TASK GOAL
State how many lines in the listing below include the word "Send". Give nothing but the number.

STORED RECORDS
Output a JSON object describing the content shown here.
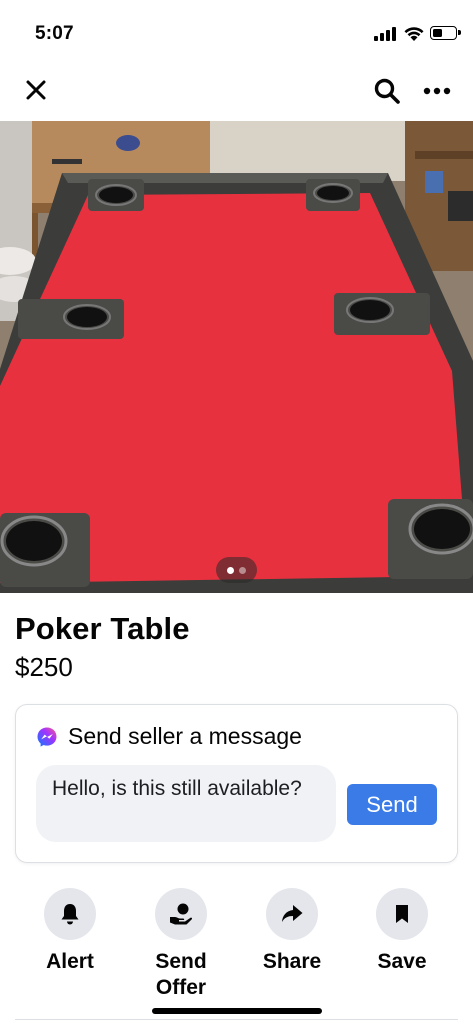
{
  "status_bar": {
    "time": "5:07"
  },
  "nav": {
    "icons": [
      "close-icon",
      "search-icon",
      "more-icon"
    ]
  },
  "photo": {
    "pager": {
      "count": 2,
      "active_index": 0
    },
    "colors": {
      "felt": "#e8313f",
      "rail": "#3e3e3c",
      "floor": "#9a8b7a"
    }
  },
  "listing": {
    "title": "Poker Table",
    "price": "$250"
  },
  "message_card": {
    "header": "Send seller a message",
    "icon": "messenger-icon",
    "input_value": "Hello, is this still available?",
    "send_label": "Send"
  },
  "actions": [
    {
      "label": "Alert",
      "icon": "bell-icon"
    },
    {
      "label": "Send Offer",
      "icon": "offer-hand-icon"
    },
    {
      "label": "Share",
      "icon": "share-arrow-icon"
    },
    {
      "label": "Save",
      "icon": "bookmark-icon"
    }
  ],
  "colors": {
    "accent": "#3a7be8",
    "action_circle": "#e4e6eb",
    "input_bg": "#f0f2f5"
  }
}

WORKED ANSWER
3